═════ Given information

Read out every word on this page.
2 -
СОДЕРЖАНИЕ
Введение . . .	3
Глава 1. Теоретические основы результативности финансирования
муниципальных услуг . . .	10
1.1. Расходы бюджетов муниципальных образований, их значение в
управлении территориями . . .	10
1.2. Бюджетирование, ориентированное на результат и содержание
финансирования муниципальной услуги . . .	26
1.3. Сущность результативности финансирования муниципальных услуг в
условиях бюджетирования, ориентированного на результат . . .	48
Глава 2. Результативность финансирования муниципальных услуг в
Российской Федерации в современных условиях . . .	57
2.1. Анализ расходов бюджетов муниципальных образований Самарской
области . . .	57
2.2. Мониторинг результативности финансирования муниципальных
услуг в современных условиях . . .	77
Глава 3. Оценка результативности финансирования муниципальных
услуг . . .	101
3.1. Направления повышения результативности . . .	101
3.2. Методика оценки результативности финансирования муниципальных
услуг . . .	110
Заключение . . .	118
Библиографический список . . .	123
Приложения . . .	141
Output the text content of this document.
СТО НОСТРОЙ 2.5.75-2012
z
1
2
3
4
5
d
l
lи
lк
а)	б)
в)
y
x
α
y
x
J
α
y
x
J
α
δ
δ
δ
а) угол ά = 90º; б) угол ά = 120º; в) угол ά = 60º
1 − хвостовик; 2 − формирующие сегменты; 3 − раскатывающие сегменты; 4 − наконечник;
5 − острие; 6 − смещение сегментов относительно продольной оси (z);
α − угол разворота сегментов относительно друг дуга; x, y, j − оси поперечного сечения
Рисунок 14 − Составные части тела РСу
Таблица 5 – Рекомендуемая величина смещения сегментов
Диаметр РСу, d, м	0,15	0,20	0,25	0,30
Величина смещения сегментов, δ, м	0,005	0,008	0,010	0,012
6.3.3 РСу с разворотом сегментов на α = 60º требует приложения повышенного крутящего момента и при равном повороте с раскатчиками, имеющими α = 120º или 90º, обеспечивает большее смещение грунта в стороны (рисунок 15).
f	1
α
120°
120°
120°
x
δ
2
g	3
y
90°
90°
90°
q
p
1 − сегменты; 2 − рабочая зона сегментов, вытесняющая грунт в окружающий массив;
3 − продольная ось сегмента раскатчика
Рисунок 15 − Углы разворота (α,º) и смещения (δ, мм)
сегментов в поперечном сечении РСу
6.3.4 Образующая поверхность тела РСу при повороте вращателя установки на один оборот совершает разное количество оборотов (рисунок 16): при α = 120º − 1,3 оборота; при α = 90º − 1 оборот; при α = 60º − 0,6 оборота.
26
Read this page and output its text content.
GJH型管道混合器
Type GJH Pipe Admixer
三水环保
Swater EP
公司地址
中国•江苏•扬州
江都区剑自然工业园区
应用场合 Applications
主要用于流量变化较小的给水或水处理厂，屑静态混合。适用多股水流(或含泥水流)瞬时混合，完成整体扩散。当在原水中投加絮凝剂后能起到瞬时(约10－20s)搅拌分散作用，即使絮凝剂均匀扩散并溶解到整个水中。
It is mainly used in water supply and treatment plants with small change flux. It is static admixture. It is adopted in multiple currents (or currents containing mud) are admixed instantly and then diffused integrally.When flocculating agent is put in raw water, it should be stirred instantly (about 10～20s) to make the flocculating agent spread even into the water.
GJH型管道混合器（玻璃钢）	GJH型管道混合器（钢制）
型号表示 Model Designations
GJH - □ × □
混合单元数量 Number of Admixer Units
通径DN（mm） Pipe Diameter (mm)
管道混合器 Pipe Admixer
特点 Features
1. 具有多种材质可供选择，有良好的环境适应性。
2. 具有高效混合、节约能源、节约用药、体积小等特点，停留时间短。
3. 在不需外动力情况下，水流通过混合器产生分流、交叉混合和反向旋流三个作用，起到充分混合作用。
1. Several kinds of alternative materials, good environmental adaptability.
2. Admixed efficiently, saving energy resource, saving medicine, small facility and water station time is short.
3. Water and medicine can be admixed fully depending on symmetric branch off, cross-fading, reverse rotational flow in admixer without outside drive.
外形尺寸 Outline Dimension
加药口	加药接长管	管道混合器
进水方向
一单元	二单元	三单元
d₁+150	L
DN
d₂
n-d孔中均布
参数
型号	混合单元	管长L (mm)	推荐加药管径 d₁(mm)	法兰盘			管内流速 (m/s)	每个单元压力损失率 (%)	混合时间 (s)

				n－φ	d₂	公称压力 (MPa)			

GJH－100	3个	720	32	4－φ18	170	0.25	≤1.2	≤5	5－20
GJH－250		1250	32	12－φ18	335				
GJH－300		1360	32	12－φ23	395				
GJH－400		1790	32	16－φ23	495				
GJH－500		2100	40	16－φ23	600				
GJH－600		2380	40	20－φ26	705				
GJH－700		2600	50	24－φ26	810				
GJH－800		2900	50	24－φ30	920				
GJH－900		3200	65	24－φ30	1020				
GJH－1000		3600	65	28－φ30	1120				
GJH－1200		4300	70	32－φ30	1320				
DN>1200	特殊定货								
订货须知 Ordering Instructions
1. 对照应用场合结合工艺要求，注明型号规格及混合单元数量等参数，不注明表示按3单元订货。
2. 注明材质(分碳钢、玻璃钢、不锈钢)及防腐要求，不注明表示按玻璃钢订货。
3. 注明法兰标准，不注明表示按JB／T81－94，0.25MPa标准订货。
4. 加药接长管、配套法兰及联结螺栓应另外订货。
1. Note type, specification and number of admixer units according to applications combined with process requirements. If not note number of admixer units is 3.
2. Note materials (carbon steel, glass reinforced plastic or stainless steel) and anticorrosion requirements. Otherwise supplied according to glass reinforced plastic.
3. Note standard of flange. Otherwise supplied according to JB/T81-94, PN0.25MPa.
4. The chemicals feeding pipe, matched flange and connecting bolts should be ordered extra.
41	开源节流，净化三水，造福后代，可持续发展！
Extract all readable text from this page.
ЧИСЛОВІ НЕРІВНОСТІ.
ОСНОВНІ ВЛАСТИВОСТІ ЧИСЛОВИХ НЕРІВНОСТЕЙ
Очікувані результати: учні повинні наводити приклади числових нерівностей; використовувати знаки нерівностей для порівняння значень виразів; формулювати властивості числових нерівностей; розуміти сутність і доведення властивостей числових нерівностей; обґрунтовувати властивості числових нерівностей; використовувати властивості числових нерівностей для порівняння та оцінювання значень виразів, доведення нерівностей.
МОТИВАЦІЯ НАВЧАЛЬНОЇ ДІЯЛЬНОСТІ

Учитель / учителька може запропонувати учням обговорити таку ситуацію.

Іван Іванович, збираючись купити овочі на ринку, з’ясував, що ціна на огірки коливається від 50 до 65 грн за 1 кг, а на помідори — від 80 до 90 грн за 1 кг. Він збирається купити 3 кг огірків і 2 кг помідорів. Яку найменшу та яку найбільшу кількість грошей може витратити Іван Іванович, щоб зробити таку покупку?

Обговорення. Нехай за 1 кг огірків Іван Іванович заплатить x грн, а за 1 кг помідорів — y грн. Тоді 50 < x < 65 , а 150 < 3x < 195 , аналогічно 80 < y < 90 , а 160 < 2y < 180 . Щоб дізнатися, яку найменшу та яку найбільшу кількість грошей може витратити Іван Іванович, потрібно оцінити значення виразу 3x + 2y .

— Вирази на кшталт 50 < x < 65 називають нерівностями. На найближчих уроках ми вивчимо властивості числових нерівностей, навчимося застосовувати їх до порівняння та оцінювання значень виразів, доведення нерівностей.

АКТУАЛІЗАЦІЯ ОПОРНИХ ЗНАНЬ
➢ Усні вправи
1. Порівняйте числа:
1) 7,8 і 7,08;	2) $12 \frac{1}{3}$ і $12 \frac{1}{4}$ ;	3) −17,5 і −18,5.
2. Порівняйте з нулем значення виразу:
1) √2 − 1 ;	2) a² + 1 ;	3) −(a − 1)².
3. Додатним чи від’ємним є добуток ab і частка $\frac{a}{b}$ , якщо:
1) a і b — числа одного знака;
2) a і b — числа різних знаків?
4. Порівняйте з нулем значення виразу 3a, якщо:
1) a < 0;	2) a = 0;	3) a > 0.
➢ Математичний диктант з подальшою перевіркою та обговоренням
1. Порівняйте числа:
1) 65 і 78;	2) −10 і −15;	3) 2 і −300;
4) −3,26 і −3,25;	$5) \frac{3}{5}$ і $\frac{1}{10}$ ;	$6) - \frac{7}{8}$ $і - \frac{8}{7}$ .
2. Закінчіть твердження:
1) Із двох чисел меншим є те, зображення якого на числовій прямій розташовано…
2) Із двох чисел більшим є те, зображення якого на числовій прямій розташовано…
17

══════════

What the task asks. Check the data for the word "сегментов" and pull out the lines that have it.

Complete output.
5 − острие; 6 − смещение сегментов относительно продольной оси (z);
α − угол разворота сегментов относительно друг дуга; x, y, j − оси поперечного сечения
Таблица 5 – Рекомендуемая величина смещения сегментов
Величина смещения сегментов, δ, м	0,005	0,008	0,010	0,012
6.3.3 РСу с разворотом сегментов на α = 60º требует приложения повышенного крутящего момента и при равном повороте с раскатчиками, имеющими α = 120º или 90º, обеспечивает большее смещение грунта в стороны (рисунок 15).
1 − сегменты; 2 − рабочая зона сегментов, вытесняющая грунт в окружающий массив;
сегментов в поперечном сечении РСу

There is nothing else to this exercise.